[Rows from a figure dataset]
_ _ _ _

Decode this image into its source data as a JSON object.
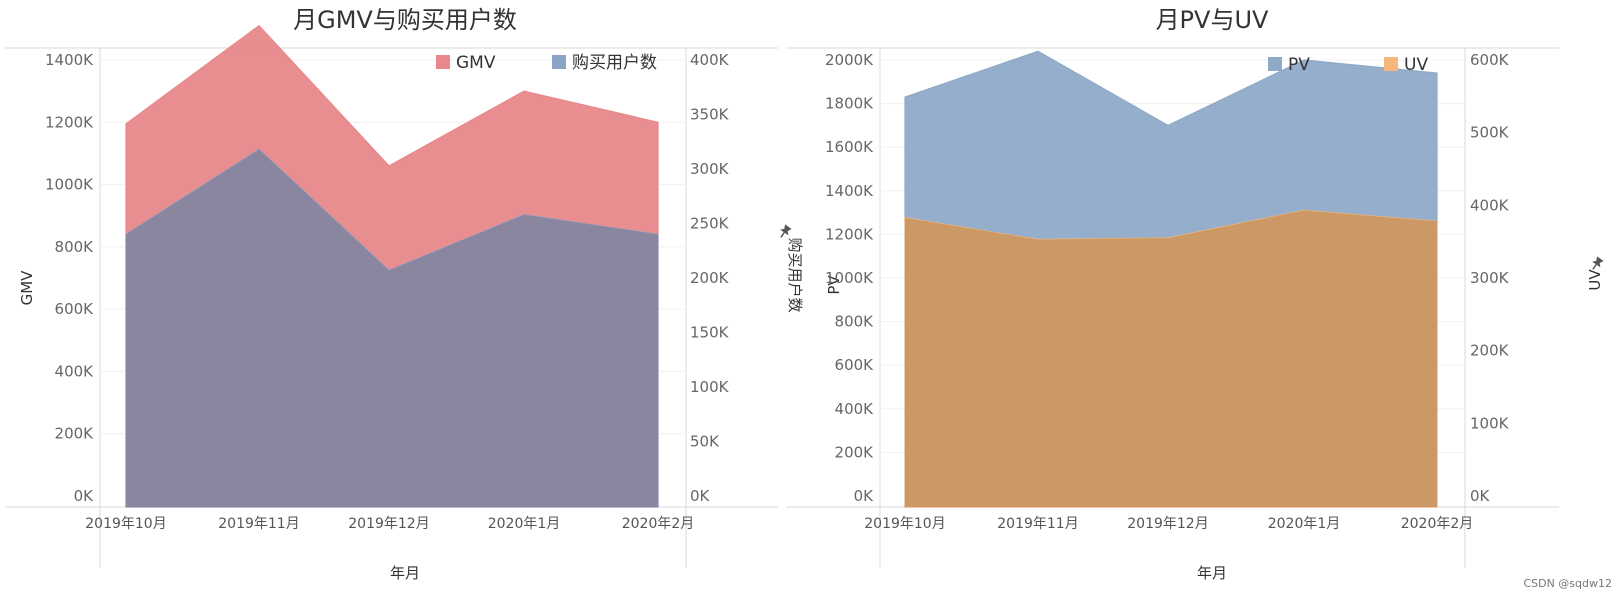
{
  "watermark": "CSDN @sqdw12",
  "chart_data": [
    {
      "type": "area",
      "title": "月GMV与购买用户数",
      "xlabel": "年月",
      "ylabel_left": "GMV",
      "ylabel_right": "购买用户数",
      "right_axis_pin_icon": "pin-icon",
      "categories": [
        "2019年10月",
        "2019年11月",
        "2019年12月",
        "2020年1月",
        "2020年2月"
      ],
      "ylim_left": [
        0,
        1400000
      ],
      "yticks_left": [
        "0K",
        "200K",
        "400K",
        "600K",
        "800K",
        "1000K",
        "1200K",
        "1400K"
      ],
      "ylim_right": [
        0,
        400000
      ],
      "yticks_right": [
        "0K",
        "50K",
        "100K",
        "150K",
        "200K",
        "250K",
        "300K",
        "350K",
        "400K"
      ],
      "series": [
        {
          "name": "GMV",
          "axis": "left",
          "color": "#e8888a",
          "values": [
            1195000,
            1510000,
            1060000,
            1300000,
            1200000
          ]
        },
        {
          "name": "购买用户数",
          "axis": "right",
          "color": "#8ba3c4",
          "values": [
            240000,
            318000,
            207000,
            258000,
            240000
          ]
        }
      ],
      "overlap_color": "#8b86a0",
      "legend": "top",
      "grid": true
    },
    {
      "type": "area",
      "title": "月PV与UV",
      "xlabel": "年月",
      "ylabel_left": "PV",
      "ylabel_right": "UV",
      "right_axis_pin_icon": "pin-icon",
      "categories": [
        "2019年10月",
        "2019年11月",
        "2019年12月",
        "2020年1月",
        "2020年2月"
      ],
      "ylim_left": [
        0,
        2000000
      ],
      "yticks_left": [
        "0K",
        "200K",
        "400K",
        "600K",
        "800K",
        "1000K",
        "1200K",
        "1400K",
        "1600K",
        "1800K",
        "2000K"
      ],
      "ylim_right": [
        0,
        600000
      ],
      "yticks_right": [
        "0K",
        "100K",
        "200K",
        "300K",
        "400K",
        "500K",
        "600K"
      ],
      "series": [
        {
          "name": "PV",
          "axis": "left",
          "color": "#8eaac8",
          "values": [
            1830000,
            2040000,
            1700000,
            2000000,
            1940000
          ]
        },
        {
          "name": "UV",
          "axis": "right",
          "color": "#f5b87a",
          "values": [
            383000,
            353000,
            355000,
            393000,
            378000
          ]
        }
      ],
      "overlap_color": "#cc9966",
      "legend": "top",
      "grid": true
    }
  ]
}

_ _ _ _

Write out all the records again, exactly, minus any pictures.

Decode this image into its source data as a JSON object.
{
  "watermark": "CSDN @sqdw12",
  "chart_data": [
    {
      "type": "area",
      "title": "月GMV与购买用户数",
      "xlabel": "年月",
      "ylabel_left": "GMV",
      "ylabel_right": "购买用户数",
      "right_axis_pin_icon": "pin-icon",
      "categories": [
        "2019年10月",
        "2019年11月",
        "2019年12月",
        "2020年1月",
        "2020年2月"
      ],
      "ylim_left": [
        0,
        1400000
      ],
      "yticks_left": [
        "0K",
        "200K",
        "400K",
        "600K",
        "800K",
        "1000K",
        "1200K",
        "1400K"
      ],
      "ylim_right": [
        0,
        400000
      ],
      "yticks_right": [
        "0K",
        "50K",
        "100K",
        "150K",
        "200K",
        "250K",
        "300K",
        "350K",
        "400K"
      ],
      "series": [
        {
          "name": "GMV",
          "axis": "left",
          "color": "#e8888a",
          "values": [
            1195000,
            1510000,
            1060000,
            1300000,
            1200000
          ]
        },
        {
          "name": "购买用户数",
          "axis": "right",
          "color": "#8ba3c4",
          "values": [
            240000,
            318000,
            207000,
            258000,
            240000
          ]
        }
      ],
      "overlap_color": "#8b86a0",
      "legend": "top",
      "grid": true
    },
    {
      "type": "area",
      "title": "月PV与UV",
      "xlabel": "年月",
      "ylabel_left": "PV",
      "ylabel_right": "UV",
      "right_axis_pin_icon": "pin-icon",
      "categories": [
        "2019年10月",
        "2019年11月",
        "2019年12月",
        "2020年1月",
        "2020年2月"
      ],
      "ylim_left": [
        0,
        2000000
      ],
      "yticks_left": [
        "0K",
        "200K",
        "400K",
        "600K",
        "800K",
        "1000K",
        "1200K",
        "1400K",
        "1600K",
        "1800K",
        "2000K"
      ],
      "ylim_right": [
        0,
        600000
      ],
      "yticks_right": [
        "0K",
        "100K",
        "200K",
        "300K",
        "400K",
        "500K",
        "600K"
      ],
      "series": [
        {
          "name": "PV",
          "axis": "left",
          "color": "#8eaac8",
          "values": [
            1830000,
            2040000,
            1700000,
            2000000,
            1940000
          ]
        },
        {
          "name": "UV",
          "axis": "right",
          "color": "#f5b87a",
          "values": [
            383000,
            353000,
            355000,
            393000,
            378000
          ]
        }
      ],
      "overlap_color": "#cc9966",
      "legend": "top",
      "grid": true
    }
  ]
}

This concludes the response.